● **Brief**: Go through the material below and copy all lines with "name".

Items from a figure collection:
◇ ◇ ◇ ◇ ◇

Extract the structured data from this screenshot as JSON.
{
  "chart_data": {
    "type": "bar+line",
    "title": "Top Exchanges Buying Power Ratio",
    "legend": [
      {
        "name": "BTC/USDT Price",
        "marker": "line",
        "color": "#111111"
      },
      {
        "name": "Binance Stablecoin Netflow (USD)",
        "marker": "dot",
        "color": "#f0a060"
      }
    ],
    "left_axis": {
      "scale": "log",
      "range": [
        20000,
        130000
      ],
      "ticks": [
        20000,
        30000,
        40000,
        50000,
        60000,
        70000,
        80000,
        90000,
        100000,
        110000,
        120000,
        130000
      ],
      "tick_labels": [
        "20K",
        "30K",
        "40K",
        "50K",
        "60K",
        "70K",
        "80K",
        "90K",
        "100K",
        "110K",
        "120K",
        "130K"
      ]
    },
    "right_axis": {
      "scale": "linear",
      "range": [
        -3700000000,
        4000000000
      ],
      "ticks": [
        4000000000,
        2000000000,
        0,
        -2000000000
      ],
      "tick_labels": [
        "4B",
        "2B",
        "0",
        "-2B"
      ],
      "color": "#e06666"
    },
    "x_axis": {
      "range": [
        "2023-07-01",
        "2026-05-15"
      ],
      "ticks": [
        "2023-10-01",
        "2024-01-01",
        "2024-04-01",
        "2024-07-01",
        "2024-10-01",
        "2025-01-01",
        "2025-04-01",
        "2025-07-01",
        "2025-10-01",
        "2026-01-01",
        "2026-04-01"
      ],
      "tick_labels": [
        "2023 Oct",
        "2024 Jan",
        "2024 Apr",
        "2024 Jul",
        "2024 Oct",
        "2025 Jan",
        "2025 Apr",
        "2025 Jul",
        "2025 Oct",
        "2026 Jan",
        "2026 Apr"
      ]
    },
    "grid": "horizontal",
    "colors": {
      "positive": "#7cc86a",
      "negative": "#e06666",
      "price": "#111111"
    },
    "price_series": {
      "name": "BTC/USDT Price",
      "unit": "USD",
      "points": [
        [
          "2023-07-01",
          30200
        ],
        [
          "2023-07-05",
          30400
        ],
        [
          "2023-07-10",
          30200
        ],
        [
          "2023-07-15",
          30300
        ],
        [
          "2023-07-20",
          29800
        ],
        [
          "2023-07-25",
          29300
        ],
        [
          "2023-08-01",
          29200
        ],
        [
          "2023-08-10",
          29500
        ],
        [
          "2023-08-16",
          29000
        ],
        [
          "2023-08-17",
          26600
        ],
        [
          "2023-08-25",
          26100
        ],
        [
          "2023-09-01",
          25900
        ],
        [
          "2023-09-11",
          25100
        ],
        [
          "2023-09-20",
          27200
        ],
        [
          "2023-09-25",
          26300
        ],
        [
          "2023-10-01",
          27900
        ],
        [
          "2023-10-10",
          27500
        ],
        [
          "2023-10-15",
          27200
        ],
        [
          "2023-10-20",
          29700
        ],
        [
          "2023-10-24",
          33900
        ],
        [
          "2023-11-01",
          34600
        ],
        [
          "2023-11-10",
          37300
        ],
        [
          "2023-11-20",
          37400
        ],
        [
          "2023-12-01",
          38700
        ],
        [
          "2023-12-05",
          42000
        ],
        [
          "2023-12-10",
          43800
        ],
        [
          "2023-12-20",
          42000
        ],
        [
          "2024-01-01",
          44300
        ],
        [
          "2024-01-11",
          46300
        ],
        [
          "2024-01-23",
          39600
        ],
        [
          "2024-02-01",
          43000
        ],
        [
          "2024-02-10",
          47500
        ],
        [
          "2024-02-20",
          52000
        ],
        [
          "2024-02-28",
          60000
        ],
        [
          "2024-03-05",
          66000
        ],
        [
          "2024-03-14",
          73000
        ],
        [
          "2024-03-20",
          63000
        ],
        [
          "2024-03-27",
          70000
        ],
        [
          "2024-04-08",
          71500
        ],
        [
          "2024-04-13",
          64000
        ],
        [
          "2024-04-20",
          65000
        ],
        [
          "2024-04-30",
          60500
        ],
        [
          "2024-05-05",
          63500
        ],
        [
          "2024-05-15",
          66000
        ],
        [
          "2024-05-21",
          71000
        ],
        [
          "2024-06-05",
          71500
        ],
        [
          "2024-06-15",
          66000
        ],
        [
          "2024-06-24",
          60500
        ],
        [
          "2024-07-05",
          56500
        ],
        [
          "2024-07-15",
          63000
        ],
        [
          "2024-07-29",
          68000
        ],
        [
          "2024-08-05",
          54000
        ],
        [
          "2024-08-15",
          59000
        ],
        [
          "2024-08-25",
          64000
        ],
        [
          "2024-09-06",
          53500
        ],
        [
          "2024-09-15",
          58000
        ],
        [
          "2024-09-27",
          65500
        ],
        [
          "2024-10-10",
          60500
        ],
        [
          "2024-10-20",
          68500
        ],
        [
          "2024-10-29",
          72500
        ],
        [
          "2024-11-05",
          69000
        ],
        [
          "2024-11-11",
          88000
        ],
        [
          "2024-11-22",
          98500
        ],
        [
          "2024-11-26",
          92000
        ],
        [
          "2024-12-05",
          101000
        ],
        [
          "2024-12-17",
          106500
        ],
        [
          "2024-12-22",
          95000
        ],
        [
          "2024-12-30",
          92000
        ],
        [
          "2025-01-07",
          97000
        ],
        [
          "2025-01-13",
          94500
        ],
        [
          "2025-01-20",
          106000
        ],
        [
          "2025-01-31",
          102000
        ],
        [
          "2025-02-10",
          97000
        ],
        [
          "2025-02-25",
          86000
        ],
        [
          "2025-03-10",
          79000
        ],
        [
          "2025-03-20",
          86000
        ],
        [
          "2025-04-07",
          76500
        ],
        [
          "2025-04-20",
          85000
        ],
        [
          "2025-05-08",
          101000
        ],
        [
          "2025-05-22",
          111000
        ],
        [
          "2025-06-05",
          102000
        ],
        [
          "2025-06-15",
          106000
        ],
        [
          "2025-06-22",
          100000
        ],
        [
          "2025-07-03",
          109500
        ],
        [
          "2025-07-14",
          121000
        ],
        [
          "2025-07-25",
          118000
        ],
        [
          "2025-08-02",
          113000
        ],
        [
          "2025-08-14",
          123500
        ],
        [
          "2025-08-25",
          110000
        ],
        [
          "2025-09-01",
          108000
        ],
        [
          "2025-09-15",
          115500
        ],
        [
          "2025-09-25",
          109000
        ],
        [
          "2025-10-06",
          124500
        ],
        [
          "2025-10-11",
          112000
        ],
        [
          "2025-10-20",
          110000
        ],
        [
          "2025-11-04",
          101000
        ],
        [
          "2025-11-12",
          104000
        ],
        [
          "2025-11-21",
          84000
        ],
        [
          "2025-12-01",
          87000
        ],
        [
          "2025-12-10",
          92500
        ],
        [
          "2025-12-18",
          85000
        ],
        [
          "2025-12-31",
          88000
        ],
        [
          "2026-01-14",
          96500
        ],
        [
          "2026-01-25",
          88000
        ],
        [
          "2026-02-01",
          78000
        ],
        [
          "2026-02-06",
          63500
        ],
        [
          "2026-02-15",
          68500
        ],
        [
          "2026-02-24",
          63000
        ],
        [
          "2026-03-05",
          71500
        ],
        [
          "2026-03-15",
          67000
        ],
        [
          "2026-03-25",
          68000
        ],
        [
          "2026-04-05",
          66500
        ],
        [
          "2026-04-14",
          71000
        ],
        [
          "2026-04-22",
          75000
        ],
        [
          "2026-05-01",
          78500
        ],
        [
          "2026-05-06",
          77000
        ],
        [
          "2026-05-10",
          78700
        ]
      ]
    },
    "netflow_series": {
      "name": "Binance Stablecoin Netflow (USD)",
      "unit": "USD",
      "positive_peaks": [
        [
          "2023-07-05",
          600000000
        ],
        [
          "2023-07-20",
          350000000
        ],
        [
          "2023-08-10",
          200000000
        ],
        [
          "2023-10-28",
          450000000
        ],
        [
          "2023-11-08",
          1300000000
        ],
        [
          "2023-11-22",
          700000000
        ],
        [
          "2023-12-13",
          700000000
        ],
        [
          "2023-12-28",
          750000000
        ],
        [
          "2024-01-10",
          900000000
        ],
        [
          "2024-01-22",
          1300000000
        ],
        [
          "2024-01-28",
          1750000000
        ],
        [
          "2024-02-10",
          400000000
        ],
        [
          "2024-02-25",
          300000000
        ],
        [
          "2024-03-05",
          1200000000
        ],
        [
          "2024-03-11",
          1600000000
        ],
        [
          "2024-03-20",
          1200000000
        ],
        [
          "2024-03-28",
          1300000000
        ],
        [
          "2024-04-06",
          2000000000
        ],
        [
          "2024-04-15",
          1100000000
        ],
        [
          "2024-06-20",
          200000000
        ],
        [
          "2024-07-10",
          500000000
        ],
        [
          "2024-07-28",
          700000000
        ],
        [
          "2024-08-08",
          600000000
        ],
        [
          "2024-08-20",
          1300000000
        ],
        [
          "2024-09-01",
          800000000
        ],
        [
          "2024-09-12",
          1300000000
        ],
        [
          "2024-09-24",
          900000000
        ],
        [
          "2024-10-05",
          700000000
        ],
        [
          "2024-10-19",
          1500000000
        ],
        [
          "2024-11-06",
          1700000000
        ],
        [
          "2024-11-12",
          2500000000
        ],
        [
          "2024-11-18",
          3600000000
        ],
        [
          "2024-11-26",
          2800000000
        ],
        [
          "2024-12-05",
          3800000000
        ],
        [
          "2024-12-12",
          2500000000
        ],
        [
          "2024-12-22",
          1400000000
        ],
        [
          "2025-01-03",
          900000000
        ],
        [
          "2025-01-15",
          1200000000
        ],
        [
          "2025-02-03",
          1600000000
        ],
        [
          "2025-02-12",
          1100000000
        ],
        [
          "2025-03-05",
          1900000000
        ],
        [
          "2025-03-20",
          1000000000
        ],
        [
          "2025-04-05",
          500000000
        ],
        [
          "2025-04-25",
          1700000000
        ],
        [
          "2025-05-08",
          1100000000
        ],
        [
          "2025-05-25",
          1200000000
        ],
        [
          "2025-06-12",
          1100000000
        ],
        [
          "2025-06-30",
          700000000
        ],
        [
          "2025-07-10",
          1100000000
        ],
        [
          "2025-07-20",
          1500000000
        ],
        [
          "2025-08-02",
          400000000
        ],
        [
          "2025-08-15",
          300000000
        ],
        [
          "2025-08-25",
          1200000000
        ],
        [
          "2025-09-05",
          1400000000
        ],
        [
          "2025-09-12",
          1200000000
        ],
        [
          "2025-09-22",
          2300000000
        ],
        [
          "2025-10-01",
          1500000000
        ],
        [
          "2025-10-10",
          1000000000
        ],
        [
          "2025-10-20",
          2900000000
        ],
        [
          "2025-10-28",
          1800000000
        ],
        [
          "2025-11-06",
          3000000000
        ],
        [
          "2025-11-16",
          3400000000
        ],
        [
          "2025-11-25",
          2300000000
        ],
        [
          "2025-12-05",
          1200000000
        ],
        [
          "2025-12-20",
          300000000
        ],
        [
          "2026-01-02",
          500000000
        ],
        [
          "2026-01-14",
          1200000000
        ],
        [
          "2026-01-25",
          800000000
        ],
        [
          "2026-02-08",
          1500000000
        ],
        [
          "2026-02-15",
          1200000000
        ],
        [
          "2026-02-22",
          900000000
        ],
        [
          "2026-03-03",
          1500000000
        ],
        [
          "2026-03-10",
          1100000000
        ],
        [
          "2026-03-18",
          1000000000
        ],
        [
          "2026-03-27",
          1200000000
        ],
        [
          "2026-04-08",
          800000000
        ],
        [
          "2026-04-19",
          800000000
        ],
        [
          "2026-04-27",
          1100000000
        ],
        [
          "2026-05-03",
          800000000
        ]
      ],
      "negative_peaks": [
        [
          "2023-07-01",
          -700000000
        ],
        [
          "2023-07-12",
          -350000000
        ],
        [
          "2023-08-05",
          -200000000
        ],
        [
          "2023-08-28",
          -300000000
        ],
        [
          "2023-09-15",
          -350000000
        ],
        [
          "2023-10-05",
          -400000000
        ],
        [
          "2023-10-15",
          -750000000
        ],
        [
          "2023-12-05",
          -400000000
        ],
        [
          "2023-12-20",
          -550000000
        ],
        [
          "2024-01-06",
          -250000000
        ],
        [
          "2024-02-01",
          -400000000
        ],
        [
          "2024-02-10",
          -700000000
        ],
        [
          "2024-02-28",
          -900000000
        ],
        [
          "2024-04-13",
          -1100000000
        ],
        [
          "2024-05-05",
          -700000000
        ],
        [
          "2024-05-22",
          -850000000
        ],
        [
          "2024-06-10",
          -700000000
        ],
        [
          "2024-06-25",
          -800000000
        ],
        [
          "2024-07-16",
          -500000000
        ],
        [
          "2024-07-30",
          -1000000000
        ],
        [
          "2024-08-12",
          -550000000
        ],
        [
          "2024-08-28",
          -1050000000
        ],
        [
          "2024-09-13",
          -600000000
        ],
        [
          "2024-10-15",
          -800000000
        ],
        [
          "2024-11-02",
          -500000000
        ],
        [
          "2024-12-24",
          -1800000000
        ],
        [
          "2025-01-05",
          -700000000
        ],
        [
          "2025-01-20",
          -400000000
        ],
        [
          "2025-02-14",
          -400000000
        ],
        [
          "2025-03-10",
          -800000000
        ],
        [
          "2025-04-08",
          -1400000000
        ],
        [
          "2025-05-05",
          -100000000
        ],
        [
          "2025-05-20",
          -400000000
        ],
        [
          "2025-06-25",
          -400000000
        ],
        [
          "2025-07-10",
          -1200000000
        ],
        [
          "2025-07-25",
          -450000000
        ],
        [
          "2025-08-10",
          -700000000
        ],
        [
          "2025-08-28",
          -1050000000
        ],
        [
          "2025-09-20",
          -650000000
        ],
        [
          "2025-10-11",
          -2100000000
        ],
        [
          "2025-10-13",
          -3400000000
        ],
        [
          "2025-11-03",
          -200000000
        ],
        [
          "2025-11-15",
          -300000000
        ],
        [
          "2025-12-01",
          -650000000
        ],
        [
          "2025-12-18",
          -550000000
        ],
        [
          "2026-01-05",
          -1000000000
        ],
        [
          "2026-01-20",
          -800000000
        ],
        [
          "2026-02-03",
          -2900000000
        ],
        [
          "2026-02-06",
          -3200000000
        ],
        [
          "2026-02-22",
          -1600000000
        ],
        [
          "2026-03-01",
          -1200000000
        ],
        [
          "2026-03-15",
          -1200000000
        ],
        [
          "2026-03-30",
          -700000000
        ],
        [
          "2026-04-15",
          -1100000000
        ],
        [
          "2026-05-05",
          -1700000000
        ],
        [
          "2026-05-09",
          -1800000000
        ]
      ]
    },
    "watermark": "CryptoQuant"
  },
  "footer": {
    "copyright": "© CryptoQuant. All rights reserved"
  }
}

◇ ◇ ◇ ◇ ◇

● **Result of the task**:
        "name": "BTC/USDT Price",
        "name": "Binance Stablecoin Netflow (USD)",
      "name": "BTC/USDT Price",
      "name": "Binance Stablecoin Netflow (USD)",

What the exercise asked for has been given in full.